§ **Goal of the exercise**
Copy out every line of the records where the string "object" occurs.

####################

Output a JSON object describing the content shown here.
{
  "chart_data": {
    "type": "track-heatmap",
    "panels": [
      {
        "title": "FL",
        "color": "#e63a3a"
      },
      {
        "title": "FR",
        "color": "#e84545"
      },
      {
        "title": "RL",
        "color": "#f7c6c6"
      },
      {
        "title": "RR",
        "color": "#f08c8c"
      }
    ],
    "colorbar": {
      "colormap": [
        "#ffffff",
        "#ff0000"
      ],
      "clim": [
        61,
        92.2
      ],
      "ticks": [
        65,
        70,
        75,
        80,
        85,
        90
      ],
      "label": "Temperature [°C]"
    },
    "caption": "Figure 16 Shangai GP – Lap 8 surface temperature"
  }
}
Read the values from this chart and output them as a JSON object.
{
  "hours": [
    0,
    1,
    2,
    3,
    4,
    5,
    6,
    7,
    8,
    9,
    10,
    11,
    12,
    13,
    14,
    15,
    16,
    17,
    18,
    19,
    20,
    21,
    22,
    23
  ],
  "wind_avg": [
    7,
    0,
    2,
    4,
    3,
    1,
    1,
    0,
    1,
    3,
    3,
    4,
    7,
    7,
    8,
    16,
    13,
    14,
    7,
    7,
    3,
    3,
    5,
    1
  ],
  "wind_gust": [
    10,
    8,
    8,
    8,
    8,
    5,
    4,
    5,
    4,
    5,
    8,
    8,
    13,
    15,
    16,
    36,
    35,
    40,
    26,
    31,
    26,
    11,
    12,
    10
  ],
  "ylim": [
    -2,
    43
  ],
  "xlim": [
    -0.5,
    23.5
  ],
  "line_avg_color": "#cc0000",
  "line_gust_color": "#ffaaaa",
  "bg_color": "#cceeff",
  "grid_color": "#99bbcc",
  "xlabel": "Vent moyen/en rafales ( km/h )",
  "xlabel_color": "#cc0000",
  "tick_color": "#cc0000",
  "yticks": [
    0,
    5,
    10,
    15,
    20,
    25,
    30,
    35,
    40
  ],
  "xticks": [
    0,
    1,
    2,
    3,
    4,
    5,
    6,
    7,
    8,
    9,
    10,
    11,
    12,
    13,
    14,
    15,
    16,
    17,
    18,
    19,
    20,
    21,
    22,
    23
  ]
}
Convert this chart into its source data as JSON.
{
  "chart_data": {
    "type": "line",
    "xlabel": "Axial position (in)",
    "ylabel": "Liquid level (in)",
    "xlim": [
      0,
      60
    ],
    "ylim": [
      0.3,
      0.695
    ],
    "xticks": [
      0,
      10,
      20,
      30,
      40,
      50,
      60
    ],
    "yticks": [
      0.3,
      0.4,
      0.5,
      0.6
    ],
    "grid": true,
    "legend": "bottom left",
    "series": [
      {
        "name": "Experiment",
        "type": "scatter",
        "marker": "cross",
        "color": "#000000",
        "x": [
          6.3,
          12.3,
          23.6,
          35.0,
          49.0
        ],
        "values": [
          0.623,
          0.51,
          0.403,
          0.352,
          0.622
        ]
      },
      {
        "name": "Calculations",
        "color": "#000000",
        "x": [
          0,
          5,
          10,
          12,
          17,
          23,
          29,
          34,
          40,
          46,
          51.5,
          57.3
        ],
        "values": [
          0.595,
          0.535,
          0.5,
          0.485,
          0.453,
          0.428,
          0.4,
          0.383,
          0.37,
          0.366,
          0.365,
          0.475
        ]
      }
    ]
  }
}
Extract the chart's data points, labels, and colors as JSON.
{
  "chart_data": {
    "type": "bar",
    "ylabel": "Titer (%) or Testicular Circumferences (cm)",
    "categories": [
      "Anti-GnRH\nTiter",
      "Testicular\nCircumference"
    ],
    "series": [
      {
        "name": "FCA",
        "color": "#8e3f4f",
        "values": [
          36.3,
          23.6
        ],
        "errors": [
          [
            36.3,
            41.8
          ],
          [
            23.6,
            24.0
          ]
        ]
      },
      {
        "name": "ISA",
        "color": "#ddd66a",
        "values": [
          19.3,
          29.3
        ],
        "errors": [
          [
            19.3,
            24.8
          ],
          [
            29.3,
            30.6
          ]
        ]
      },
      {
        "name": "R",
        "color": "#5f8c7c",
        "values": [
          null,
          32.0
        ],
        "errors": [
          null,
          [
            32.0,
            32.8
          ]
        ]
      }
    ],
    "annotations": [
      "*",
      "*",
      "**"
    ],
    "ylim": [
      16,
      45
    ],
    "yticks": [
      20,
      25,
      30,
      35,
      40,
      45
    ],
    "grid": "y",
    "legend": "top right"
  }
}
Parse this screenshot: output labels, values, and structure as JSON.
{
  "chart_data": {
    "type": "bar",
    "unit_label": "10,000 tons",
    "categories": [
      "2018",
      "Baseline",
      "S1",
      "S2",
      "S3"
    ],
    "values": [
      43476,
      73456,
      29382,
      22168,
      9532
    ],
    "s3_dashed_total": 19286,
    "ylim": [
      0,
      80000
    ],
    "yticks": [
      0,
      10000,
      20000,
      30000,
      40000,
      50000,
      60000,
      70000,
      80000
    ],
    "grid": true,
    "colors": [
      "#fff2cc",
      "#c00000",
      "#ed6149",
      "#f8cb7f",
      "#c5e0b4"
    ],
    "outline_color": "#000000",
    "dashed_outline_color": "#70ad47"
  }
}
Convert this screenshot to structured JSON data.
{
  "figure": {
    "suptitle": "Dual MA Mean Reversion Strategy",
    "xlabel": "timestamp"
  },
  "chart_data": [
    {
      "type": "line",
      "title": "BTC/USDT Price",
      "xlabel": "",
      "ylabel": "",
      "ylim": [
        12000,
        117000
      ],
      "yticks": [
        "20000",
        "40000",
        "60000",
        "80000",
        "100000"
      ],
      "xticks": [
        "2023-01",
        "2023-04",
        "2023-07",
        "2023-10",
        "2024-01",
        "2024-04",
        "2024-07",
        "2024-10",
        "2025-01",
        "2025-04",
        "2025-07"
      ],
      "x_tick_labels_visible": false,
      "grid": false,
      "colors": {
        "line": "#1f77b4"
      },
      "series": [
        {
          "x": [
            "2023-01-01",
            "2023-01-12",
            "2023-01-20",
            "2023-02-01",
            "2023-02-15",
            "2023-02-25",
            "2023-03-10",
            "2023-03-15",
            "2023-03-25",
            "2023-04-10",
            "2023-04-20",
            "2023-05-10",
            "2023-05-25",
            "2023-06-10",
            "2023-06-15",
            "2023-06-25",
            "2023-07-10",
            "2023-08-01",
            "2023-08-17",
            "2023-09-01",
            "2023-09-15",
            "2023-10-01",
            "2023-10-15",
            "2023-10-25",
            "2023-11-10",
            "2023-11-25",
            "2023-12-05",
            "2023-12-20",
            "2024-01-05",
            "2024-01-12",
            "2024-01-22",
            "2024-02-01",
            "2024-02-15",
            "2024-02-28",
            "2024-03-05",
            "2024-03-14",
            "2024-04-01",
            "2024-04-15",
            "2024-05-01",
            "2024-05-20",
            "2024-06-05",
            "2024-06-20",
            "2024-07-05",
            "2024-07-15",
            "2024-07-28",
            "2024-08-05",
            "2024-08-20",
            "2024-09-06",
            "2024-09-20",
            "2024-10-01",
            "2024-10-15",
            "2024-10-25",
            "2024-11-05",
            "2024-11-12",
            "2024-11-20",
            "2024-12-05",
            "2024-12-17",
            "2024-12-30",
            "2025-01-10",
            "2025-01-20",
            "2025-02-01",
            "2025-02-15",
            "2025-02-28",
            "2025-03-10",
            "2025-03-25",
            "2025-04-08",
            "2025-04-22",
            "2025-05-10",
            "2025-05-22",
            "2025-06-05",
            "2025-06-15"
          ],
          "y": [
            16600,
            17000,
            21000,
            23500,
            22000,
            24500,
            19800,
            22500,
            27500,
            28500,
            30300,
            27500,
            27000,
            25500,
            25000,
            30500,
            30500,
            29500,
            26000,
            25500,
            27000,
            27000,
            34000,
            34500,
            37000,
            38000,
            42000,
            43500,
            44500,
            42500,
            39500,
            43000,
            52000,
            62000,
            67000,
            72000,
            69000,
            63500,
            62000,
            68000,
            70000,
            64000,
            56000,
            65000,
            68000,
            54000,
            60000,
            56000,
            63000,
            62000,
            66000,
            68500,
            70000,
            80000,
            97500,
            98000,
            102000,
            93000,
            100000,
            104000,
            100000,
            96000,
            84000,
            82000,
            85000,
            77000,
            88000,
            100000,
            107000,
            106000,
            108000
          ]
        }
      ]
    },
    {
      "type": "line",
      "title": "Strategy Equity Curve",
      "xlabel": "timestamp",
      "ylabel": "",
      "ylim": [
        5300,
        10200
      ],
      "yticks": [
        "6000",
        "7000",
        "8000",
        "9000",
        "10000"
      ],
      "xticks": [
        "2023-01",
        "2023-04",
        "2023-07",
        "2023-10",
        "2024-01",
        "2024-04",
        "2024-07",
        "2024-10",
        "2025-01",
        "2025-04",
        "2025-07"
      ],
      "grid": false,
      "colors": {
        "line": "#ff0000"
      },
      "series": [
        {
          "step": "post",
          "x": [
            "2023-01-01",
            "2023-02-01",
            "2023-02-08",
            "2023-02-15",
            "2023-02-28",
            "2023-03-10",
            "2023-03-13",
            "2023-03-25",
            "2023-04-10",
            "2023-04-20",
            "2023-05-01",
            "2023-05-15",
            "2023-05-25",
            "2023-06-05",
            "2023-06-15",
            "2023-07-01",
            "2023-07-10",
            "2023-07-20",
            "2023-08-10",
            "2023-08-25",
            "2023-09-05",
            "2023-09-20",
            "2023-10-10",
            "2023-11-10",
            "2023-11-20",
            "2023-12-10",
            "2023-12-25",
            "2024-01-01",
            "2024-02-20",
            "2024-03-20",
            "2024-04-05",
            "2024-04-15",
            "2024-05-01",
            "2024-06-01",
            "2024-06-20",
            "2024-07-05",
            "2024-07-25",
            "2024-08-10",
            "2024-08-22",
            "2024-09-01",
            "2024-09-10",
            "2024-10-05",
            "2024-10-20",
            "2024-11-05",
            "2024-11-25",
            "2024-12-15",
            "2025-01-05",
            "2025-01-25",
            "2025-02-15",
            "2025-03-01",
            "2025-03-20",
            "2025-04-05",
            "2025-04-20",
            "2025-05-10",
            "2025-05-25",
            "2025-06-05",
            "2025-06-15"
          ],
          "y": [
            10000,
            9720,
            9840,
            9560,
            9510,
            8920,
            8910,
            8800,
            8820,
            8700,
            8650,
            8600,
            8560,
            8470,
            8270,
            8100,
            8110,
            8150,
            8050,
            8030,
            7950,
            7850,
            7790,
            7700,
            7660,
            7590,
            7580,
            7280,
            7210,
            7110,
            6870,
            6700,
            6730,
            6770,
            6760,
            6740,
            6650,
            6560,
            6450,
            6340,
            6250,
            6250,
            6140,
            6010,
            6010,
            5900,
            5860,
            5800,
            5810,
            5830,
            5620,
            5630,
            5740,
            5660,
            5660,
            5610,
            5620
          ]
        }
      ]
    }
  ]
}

####################

§ **The output**
Output a JSON object describing the content shown here.
Read the values from this chart and output them as a JSON object.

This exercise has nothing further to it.